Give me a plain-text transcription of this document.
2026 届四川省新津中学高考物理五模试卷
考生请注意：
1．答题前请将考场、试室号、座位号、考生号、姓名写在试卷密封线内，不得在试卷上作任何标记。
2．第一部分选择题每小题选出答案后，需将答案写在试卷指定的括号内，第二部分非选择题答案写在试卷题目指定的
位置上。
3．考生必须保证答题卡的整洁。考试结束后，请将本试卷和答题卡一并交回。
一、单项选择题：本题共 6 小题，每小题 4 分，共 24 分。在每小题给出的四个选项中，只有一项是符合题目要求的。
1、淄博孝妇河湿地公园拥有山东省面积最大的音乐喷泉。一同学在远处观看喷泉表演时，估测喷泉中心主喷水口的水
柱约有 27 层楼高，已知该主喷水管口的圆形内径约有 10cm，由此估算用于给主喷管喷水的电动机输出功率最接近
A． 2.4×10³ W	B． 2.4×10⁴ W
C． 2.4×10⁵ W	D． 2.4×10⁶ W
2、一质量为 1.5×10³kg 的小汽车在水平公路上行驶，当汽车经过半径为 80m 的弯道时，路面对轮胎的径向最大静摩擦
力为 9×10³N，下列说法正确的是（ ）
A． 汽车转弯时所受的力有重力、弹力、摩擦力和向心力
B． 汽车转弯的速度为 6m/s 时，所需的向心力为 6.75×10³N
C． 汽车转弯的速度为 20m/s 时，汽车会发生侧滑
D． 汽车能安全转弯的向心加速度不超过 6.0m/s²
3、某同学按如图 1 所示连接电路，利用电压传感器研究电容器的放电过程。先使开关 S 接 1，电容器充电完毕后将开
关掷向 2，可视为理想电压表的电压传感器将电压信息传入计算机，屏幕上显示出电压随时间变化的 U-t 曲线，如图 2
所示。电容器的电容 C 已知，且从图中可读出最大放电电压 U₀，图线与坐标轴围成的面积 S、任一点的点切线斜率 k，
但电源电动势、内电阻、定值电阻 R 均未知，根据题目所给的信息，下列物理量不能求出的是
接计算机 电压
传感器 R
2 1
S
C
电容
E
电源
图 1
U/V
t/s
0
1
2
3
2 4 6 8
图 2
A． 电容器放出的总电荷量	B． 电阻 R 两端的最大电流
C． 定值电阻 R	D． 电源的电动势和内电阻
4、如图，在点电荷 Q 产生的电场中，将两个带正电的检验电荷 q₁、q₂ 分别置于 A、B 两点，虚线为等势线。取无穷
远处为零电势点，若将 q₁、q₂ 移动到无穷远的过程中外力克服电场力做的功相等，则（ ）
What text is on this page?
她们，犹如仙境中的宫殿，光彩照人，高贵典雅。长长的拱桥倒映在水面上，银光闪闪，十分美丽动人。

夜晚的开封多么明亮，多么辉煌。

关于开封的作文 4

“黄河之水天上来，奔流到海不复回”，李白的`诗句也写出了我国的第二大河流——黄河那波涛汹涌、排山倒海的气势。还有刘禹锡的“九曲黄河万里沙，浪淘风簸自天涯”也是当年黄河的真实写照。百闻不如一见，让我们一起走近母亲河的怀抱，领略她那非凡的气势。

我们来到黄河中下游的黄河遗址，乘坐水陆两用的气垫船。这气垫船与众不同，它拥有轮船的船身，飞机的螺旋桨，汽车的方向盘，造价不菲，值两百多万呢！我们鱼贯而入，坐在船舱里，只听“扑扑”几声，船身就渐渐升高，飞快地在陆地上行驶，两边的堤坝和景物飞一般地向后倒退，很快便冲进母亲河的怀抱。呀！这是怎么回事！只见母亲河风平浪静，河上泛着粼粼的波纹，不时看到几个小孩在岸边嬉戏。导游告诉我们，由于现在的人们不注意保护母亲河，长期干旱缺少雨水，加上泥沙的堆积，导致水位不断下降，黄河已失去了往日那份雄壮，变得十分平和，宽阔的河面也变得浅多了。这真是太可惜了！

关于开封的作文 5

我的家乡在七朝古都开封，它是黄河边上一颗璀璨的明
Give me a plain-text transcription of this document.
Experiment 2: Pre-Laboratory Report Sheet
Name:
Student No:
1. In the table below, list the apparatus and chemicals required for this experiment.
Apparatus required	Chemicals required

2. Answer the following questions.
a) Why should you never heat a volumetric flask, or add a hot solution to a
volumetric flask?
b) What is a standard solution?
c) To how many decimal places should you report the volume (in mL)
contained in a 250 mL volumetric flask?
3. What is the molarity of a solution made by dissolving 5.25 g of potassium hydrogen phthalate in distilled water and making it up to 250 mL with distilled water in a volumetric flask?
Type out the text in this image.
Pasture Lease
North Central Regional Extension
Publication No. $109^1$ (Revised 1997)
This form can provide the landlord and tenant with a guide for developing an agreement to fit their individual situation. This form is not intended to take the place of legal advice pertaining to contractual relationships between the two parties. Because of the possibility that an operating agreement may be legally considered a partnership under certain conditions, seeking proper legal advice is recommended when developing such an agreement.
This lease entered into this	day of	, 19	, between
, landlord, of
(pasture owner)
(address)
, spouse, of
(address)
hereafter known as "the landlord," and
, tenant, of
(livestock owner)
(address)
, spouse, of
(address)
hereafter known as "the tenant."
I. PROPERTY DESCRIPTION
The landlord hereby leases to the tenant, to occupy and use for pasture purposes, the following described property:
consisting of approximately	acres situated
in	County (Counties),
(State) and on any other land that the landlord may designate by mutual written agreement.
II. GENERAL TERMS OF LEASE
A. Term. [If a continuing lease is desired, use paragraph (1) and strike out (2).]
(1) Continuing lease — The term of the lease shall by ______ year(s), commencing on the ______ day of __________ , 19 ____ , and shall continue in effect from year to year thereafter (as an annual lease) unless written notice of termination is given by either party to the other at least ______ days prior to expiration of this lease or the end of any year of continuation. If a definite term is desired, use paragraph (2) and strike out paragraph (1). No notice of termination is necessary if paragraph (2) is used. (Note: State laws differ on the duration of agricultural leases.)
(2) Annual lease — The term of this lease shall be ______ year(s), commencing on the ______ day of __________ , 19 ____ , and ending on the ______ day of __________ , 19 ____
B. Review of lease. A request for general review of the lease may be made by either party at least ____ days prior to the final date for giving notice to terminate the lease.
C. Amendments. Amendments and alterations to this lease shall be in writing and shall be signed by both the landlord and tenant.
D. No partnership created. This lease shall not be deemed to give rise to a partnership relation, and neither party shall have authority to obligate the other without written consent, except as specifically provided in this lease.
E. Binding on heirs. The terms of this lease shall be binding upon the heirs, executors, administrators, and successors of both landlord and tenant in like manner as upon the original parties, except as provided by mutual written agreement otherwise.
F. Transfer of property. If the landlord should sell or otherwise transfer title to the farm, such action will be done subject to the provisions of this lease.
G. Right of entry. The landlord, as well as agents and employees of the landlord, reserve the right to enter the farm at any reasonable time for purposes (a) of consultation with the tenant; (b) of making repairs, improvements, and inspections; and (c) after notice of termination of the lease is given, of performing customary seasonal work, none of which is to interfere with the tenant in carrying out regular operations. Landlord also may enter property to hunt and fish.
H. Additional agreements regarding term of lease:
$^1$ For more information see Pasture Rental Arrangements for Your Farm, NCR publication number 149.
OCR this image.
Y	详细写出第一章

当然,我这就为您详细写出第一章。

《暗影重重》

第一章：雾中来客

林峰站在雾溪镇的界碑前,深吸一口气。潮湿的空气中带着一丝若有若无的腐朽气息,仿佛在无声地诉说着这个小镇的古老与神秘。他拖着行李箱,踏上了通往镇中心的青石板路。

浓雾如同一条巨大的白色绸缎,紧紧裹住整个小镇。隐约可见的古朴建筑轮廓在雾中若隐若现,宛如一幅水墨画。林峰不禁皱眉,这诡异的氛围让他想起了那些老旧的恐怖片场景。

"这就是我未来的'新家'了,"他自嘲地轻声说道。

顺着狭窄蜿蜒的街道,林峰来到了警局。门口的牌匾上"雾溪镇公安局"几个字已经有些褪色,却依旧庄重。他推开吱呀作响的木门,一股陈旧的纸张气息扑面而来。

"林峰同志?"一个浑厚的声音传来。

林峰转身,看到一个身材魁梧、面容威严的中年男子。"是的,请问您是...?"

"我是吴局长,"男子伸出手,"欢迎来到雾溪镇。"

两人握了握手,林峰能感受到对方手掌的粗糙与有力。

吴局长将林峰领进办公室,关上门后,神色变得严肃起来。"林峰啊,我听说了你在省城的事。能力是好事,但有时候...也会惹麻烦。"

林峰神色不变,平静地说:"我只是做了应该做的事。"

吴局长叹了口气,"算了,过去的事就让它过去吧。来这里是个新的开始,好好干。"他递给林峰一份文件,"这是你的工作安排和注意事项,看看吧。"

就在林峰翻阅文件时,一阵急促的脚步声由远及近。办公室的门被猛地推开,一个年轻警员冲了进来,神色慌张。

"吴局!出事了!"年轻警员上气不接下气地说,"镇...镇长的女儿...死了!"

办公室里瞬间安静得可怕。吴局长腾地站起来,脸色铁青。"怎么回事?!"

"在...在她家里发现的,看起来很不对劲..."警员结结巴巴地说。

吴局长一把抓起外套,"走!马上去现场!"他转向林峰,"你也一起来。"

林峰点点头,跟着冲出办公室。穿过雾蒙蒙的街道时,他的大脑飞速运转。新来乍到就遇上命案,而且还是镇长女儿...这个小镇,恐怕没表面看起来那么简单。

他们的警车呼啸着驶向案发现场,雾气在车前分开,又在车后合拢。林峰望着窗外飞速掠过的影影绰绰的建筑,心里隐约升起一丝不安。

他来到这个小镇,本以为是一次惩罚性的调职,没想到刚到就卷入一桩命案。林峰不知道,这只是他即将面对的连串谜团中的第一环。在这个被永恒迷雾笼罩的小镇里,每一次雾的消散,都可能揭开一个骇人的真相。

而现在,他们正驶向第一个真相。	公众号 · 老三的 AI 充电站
::::::::
Produce an exact copy of the lines from the one containing "OCR this image." through the last line, and of nothing else.

Exercise answer >>
OCR this image.
Y	详细写出第一章

当然,我这就为您详细写出第一章。

《暗影重重》

第一章：雾中来客

林峰站在雾溪镇的界碑前,深吸一口气。潮湿的空气中带着一丝若有若无的腐朽气息,仿佛在无声地诉说着这个小镇的古老与神秘。他拖着行李箱,踏上了通往镇中心的青石板路。

浓雾如同一条巨大的白色绸缎,紧紧裹住整个小镇。隐约可见的古朴建筑轮廓在雾中若隐若现,宛如一幅水墨画。林峰不禁皱眉,这诡异的氛围让他想起了那些老旧的恐怖片场景。

"这就是我未来的'新家'了,"他自嘲地轻声说道。

顺着狭窄蜿蜒的街道,林峰来到了警局。门口的牌匾上"雾溪镇公安局"几个字已经有些褪色,却依旧庄重。他推开吱呀作响的木门,一股陈旧的纸张气息扑面而来。

"林峰同志?"一个浑厚的声音传来。

林峰转身,看到一个身材魁梧、面容威严的中年男子。"是的,请问您是...?"

"我是吴局长,"男子伸出手,"欢迎来到雾溪镇。"

两人握了握手,林峰能感受到对方手掌的粗糙与有力。

吴局长将林峰领进办公室,关上门后,神色变得严肃起来。"林峰啊,我听说了你在省城的事。能力是好事,但有时候...也会惹麻烦。"

林峰神色不变,平静地说:"我只是做了应该做的事。"

吴局长叹了口气,"算了,过去的事就让它过去吧。来这里是个新的开始,好好干。"他递给林峰一份文件,"这是你的工作安排和注意事项,看看吧。"

就在林峰翻阅文件时,一阵急促的脚步声由远及近。办公室的门被猛地推开,一个年轻警员冲了进来,神色慌张。

"吴局!出事了!"年轻警员上气不接下气地说,"镇...镇长的女儿...死了!"

办公室里瞬间安静得可怕。吴局长腾地站起来,脸色铁青。"怎么回事?!"

"在...在她家里发现的,看起来很不对劲..."警员结结巴巴地说。

吴局长一把抓起外套,"走!马上去现场!"他转向林峰,"你也一起来。"

林峰点点头,跟着冲出办公室。穿过雾蒙蒙的街道时,他的大脑飞速运转。新来乍到就遇上命案,而且还是镇长女儿...这个小镇,恐怕没表面看起来那么简单。

他们的警车呼啸着驶向案发现场,雾气在车前分开,又在车后合拢。林峰望着窗外飞速掠过的影影绰绰的建筑,心里隐约升起一丝不安。

他来到这个小镇,本以为是一次惩罚性的调职,没想到刚到就卷入一桩命案。林峰不知道,这只是他即将面对的连串谜团中的第一环。在这个被永恒迷雾笼罩的小镇里,每一次雾的消散,都可能揭开一个骇人的真相。

而现在,他们正驶向第一个真相。	公众号 · 老三的 AI 充电站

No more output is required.